++++ GIVEN DATA
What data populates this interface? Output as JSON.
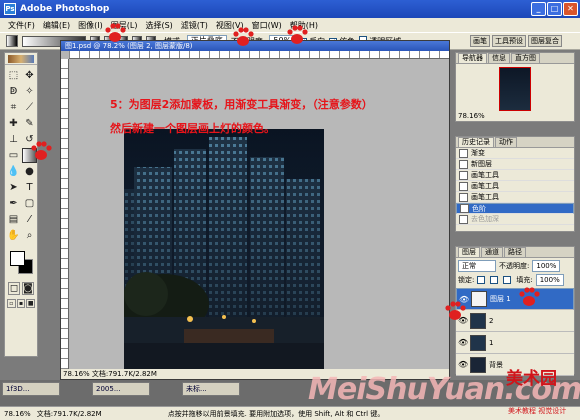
{
  "window": {
    "title": "Adobe Photoshop",
    "app_icon": "Ps"
  },
  "menu": [
    "文件(F)",
    "编辑(E)",
    "图像(I)",
    "图层(L)",
    "选择(S)",
    "滤镜(T)",
    "视图(V)",
    "窗口(W)",
    "帮助(H)"
  ],
  "options": {
    "mode_label": "模式:",
    "mode_value": "正片叠底",
    "opacity_label": "不透明度:",
    "opacity_value": "50%",
    "reverse": "反向",
    "dither": "仿色",
    "transparency": "透明区域"
  },
  "palette_well": [
    "画笔",
    "工具预设",
    "图层复合"
  ],
  "document": {
    "title": "图1.psd @ 78.2% (图层 2, 图层蒙版/8)",
    "status": "78.16%  文档:791.7K/2.82M"
  },
  "annotation": {
    "line1": "5：为图层2添加蒙板，用渐变工具渐变，（注意参数）",
    "line2": "然后新建一个图层画上灯的颜色。"
  },
  "navigator": {
    "tabs": [
      "导航器",
      "信息",
      "直方图"
    ],
    "zoom": "78.16%"
  },
  "history": {
    "tabs": [
      "历史记录",
      "动作"
    ],
    "items": [
      {
        "label": "渐变",
        "state": "normal"
      },
      {
        "label": "新图层",
        "state": "normal"
      },
      {
        "label": "画笔工具",
        "state": "normal"
      },
      {
        "label": "画笔工具",
        "state": "normal"
      },
      {
        "label": "画笔工具",
        "state": "normal"
      },
      {
        "label": "色阶",
        "state": "selected"
      },
      {
        "label": "去色加深",
        "state": "dim"
      }
    ]
  },
  "layers": {
    "tabs": [
      "图层",
      "通道",
      "路径"
    ],
    "blend": "正常",
    "opacity_label": "不透明度:",
    "opacity": "100%",
    "lock_label": "锁定:",
    "fill_label": "填充:",
    "fill": "100%",
    "items": [
      {
        "name": "图层 1",
        "selected": true
      },
      {
        "name": "2",
        "selected": false
      },
      {
        "name": "1",
        "selected": false
      },
      {
        "name": "背景",
        "selected": false
      }
    ]
  },
  "taskbar": {
    "tasks": [
      "1f3D...",
      "2005...",
      "未标..."
    ]
  },
  "statusbar": {
    "zoom": "78.16%",
    "doc": "文档:791.7K/2.82M",
    "hint": "点按并拖移以用前景填充. 要用附加选项，使用 Shift, Alt 和 Ctrl 键。"
  },
  "watermark": {
    "text": "MeiShuYuan.com",
    "brand": "美术园",
    "sub": "美术教程 视觉设计"
  },
  "colors": {
    "accent": "#e6141a",
    "titlebar": "#1c47b8",
    "paw": "#e02020"
  }
}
++++++++
Your task is to set down the records shown above exactly, minus any pictures.

What data populates this interface? Output as JSON.
{
  "window": {
    "title": "Adobe Photoshop",
    "app_icon": "Ps"
  },
  "menu": [
    "文件(F)",
    "编辑(E)",
    "图像(I)",
    "图层(L)",
    "选择(S)",
    "滤镜(T)",
    "视图(V)",
    "窗口(W)",
    "帮助(H)"
  ],
  "options": {
    "mode_label": "模式:",
    "mode_value": "正片叠底",
    "opacity_label": "不透明度:",
    "opacity_value": "50%",
    "reverse": "反向",
    "dither": "仿色",
    "transparency": "透明区域"
  },
  "palette_well": [
    "画笔",
    "工具预设",
    "图层复合"
  ],
  "document": {
    "title": "图1.psd @ 78.2% (图层 2, 图层蒙版/8)",
    "status": "78.16%  文档:791.7K/2.82M"
  },
  "annotation": {
    "line1": "5：为图层2添加蒙板，用渐变工具渐变，（注意参数）",
    "line2": "然后新建一个图层画上灯的颜色。"
  },
  "navigator": {
    "tabs": [
      "导航器",
      "信息",
      "直方图"
    ],
    "zoom": "78.16%"
  },
  "history": {
    "tabs": [
      "历史记录",
      "动作"
    ],
    "items": [
      {
        "label": "渐变",
        "state": "normal"
      },
      {
        "label": "新图层",
        "state": "normal"
      },
      {
        "label": "画笔工具",
        "state": "normal"
      },
      {
        "label": "画笔工具",
        "state": "normal"
      },
      {
        "label": "画笔工具",
        "state": "normal"
      },
      {
        "label": "色阶",
        "state": "selected"
      },
      {
        "label": "去色加深",
        "state": "dim"
      }
    ]
  },
  "layers": {
    "tabs": [
      "图层",
      "通道",
      "路径"
    ],
    "blend": "正常",
    "opacity_label": "不透明度:",
    "opacity": "100%",
    "lock_label": "锁定:",
    "fill_label": "填充:",
    "fill": "100%",
    "items": [
      {
        "name": "图层 1",
        "selected": true
      },
      {
        "name": "2",
        "selected": false
      },
      {
        "name": "1",
        "selected": false
      },
      {
        "name": "背景",
        "selected": false
      }
    ]
  },
  "taskbar": {
    "tasks": [
      "1f3D...",
      "2005...",
      "未标..."
    ]
  },
  "statusbar": {
    "zoom": "78.16%",
    "doc": "文档:791.7K/2.82M",
    "hint": "点按并拖移以用前景填充. 要用附加选项，使用 Shift, Alt 和 Ctrl 键。"
  },
  "watermark": {
    "text": "MeiShuYuan.com",
    "brand": "美术园",
    "sub": "美术教程 视觉设计"
  },
  "colors": {
    "accent": "#e6141a",
    "titlebar": "#1c47b8",
    "paw": "#e02020"
  }
}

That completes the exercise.